STATED PROBLEM >> Copy the full set of lines exactly as given.
-- begin GIVEN DATA --
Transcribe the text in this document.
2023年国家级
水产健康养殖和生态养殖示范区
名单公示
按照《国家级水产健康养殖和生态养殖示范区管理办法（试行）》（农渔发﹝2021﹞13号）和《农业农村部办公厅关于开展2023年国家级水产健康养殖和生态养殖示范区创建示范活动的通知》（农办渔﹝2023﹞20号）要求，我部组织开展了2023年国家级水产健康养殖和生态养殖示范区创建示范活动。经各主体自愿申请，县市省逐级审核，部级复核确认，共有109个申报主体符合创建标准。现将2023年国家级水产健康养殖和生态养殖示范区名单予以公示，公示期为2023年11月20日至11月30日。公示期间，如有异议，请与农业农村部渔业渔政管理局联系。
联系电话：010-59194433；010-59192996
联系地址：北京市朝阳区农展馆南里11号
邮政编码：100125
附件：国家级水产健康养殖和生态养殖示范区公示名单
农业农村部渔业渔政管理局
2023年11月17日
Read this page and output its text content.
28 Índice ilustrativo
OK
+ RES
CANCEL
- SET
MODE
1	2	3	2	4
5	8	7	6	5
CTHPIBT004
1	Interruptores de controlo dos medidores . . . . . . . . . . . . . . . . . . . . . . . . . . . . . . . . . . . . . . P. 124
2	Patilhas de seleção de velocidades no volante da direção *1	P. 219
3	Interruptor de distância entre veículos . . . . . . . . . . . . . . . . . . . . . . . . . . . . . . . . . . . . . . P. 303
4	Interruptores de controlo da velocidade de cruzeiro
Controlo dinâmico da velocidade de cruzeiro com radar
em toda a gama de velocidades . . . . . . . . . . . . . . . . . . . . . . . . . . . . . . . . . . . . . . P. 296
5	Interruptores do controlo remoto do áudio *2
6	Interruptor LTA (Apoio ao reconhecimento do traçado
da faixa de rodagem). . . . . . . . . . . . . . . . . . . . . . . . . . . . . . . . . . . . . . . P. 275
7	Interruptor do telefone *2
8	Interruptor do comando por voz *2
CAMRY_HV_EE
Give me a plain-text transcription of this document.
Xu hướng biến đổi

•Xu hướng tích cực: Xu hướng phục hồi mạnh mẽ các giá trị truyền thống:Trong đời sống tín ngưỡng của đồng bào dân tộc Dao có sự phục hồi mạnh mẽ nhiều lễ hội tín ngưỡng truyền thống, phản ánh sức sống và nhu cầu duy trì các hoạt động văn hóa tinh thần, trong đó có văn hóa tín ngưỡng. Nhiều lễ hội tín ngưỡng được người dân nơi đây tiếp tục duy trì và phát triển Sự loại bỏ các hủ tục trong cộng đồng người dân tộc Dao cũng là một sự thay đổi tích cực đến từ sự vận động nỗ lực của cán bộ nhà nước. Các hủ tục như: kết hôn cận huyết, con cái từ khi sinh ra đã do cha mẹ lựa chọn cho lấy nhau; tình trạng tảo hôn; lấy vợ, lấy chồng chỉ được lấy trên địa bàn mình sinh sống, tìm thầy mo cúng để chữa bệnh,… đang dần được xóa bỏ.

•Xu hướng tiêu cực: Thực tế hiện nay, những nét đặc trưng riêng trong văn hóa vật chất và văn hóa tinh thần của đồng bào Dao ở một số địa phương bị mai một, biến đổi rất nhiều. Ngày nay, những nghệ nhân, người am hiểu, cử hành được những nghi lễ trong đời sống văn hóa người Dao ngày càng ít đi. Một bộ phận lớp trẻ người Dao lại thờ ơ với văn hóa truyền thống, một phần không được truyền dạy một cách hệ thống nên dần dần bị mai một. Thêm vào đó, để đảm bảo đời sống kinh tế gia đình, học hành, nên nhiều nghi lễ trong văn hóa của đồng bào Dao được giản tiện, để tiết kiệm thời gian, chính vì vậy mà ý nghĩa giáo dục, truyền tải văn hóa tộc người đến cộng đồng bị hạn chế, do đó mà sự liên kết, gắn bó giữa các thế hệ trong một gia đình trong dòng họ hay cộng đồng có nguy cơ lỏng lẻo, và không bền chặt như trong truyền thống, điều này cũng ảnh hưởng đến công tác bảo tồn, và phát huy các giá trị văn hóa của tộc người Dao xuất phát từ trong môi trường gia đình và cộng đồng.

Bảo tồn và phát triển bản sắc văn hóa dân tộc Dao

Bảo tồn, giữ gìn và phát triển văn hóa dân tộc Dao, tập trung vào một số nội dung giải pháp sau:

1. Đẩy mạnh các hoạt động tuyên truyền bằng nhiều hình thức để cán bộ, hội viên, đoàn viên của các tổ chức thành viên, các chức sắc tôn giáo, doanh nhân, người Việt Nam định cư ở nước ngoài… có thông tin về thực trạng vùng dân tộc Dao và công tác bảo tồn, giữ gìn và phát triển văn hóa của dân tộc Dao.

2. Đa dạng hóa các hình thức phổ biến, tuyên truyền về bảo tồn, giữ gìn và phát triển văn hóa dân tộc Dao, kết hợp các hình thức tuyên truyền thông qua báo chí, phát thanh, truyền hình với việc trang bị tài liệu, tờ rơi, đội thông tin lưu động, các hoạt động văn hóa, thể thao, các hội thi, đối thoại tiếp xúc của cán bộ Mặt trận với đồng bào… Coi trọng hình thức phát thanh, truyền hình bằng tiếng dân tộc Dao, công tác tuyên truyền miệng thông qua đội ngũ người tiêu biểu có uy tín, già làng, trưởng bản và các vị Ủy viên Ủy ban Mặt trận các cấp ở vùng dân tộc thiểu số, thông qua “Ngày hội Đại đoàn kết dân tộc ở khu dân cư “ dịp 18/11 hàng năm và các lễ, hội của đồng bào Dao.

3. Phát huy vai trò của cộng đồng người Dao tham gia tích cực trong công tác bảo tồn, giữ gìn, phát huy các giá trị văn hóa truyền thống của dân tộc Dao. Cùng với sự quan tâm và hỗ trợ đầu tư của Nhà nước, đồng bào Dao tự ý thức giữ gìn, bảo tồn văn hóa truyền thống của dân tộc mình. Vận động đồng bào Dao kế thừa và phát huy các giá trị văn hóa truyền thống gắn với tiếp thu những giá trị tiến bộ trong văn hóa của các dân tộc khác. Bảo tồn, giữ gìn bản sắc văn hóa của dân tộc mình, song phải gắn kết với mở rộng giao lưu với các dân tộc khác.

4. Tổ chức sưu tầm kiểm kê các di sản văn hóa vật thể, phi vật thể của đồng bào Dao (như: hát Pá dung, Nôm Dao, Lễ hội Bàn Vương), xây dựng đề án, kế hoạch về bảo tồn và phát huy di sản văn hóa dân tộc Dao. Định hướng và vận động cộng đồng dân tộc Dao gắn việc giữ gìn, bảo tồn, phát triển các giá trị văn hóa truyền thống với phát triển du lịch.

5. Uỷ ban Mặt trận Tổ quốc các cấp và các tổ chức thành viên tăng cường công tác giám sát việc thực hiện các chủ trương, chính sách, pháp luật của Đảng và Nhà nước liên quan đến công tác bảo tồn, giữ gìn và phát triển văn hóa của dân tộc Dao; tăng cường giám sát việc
-- end GIVEN DATA --
OUTPUT OF THE EXERCISE >>
Transcribe the text in this document.
2023年国家级
水产健康养殖和生态养殖示范区
名单公示
按照《国家级水产健康养殖和生态养殖示范区管理办法（试行）》（农渔发﹝2021﹞13号）和《农业农村部办公厅关于开展2023年国家级水产健康养殖和生态养殖示范区创建示范活动的通知》（农办渔﹝2023﹞20号）要求，我部组织开展了2023年国家级水产健康养殖和生态养殖示范区创建示范活动。经各主体自愿申请，县市省逐级审核，部级复核确认，共有109个申报主体符合创建标准。现将2023年国家级水产健康养殖和生态养殖示范区名单予以公示，公示期为2023年11月20日至11月30日。公示期间，如有异议，请与农业农村部渔业渔政管理局联系。
联系电话：010-59194433；010-59192996
联系地址：北京市朝阳区农展馆南里11号
邮政编码：100125
附件：国家级水产健康养殖和生态养殖示范区公示名单
农业农村部渔业渔政管理局
2023年11月17日
Read this page and output its text content.
28 Índice ilustrativo
OK
+ RES
CANCEL
- SET
MODE
1	2	3	2	4
5	8	7	6	5
CTHPIBT004
1	Interruptores de controlo dos medidores . . . . . . . . . . . . . . . . . . . . . . . . . . . . . . . . . . . . . . P. 124
2	Patilhas de seleção de velocidades no volante da direção *1	P. 219
3	Interruptor de distância entre veículos . . . . . . . . . . . . . . . . . . . . . . . . . . . . . . . . . . . . . . P. 303
4	Interruptores de controlo da velocidade de cruzeiro
Controlo dinâmico da velocidade de cruzeiro com radar
em toda a gama de velocidades . . . . . . . . . . . . . . . . . . . . . . . . . . . . . . . . . . . . . . P. 296
5	Interruptores do controlo remoto do áudio *2
6	Interruptor LTA (Apoio ao reconhecimento do traçado
da faixa de rodagem). . . . . . . . . . . . . . . . . . . . . . . . . . . . . . . . . . . . . . . P. 275
7	Interruptor do telefone *2
8	Interruptor do comando por voz *2
CAMRY_HV_EE
Give me a plain-text transcription of this document.
Xu hướng biến đổi

•Xu hướng tích cực: Xu hướng phục hồi mạnh mẽ các giá trị truyền thống:Trong đời sống tín ngưỡng của đồng bào dân tộc Dao có sự phục hồi mạnh mẽ nhiều lễ hội tín ngưỡng truyền thống, phản ánh sức sống và nhu cầu duy trì các hoạt động văn hóa tinh thần, trong đó có văn hóa tín ngưỡng. Nhiều lễ hội tín ngưỡng được người dân nơi đây tiếp tục duy trì và phát triển Sự loại bỏ các hủ tục trong cộng đồng người dân tộc Dao cũng là một sự thay đổi tích cực đến từ sự vận động nỗ lực của cán bộ nhà nước. Các hủ tục như: kết hôn cận huyết, con cái từ khi sinh ra đã do cha mẹ lựa chọn cho lấy nhau; tình trạng tảo hôn; lấy vợ, lấy chồng chỉ được lấy trên địa bàn mình sinh sống, tìm thầy mo cúng để chữa bệnh,… đang dần được xóa bỏ.

•Xu hướng tiêu cực: Thực tế hiện nay, những nét đặc trưng riêng trong văn hóa vật chất và văn hóa tinh thần của đồng bào Dao ở một số địa phương bị mai một, biến đổi rất nhiều. Ngày nay, những nghệ nhân, người am hiểu, cử hành được những nghi lễ trong đời sống văn hóa người Dao ngày càng ít đi. Một bộ phận lớp trẻ người Dao lại thờ ơ với văn hóa truyền thống, một phần không được truyền dạy một cách hệ thống nên dần dần bị mai một. Thêm vào đó, để đảm bảo đời sống kinh tế gia đình, học hành, nên nhiều nghi lễ trong văn hóa của đồng bào Dao được giản tiện, để tiết kiệm thời gian, chính vì vậy mà ý nghĩa giáo dục, truyền tải văn hóa tộc người đến cộng đồng bị hạn chế, do đó mà sự liên kết, gắn bó giữa các thế hệ trong một gia đình trong dòng họ hay cộng đồng có nguy cơ lỏng lẻo, và không bền chặt như trong truyền thống, điều này cũng ảnh hưởng đến công tác bảo tồn, và phát huy các giá trị văn hóa của tộc người Dao xuất phát từ trong môi trường gia đình và cộng đồng.

Bảo tồn và phát triển bản sắc văn hóa dân tộc Dao

Bảo tồn, giữ gìn và phát triển văn hóa dân tộc Dao, tập trung vào một số nội dung giải pháp sau:

1. Đẩy mạnh các hoạt động tuyên truyền bằng nhiều hình thức để cán bộ, hội viên, đoàn viên của các tổ chức thành viên, các chức sắc tôn giáo, doanh nhân, người Việt Nam định cư ở nước ngoài… có thông tin về thực trạng vùng dân tộc Dao và công tác bảo tồn, giữ gìn và phát triển văn hóa của dân tộc Dao.

2. Đa dạng hóa các hình thức phổ biến, tuyên truyền về bảo tồn, giữ gìn và phát triển văn hóa dân tộc Dao, kết hợp các hình thức tuyên truyền thông qua báo chí, phát thanh, truyền hình với việc trang bị tài liệu, tờ rơi, đội thông tin lưu động, các hoạt động văn hóa, thể thao, các hội thi, đối thoại tiếp xúc của cán bộ Mặt trận với đồng bào… Coi trọng hình thức phát thanh, truyền hình bằng tiếng dân tộc Dao, công tác tuyên truyền miệng thông qua đội ngũ người tiêu biểu có uy tín, già làng, trưởng bản và các vị Ủy viên Ủy ban Mặt trận các cấp ở vùng dân tộc thiểu số, thông qua “Ngày hội Đại đoàn kết dân tộc ở khu dân cư “ dịp 18/11 hàng năm và các lễ, hội của đồng bào Dao.

3. Phát huy vai trò của cộng đồng người Dao tham gia tích cực trong công tác bảo tồn, giữ gìn, phát huy các giá trị văn hóa truyền thống của dân tộc Dao. Cùng với sự quan tâm và hỗ trợ đầu tư của Nhà nước, đồng bào Dao tự ý thức giữ gìn, bảo tồn văn hóa truyền thống của dân tộc mình. Vận động đồng bào Dao kế thừa và phát huy các giá trị văn hóa truyền thống gắn với tiếp thu những giá trị tiến bộ trong văn hóa của các dân tộc khác. Bảo tồn, giữ gìn bản sắc văn hóa của dân tộc mình, song phải gắn kết với mở rộng giao lưu với các dân tộc khác.

4. Tổ chức sưu tầm kiểm kê các di sản văn hóa vật thể, phi vật thể của đồng bào Dao (như: hát Pá dung, Nôm Dao, Lễ hội Bàn Vương), xây dựng đề án, kế hoạch về bảo tồn và phát huy di sản văn hóa dân tộc Dao. Định hướng và vận động cộng đồng dân tộc Dao gắn việc giữ gìn, bảo tồn, phát triển các giá trị văn hóa truyền thống với phát triển du lịch.

5. Uỷ ban Mặt trận Tổ quốc các cấp và các tổ chức thành viên tăng cường công tác giám sát việc thực hiện các chủ trương, chính sách, pháp luật của Đảng và Nhà nước liên quan đến công tác bảo tồn, giữ gìn và phát triển văn hóa của dân tộc Dao; tăng cường giám sát việc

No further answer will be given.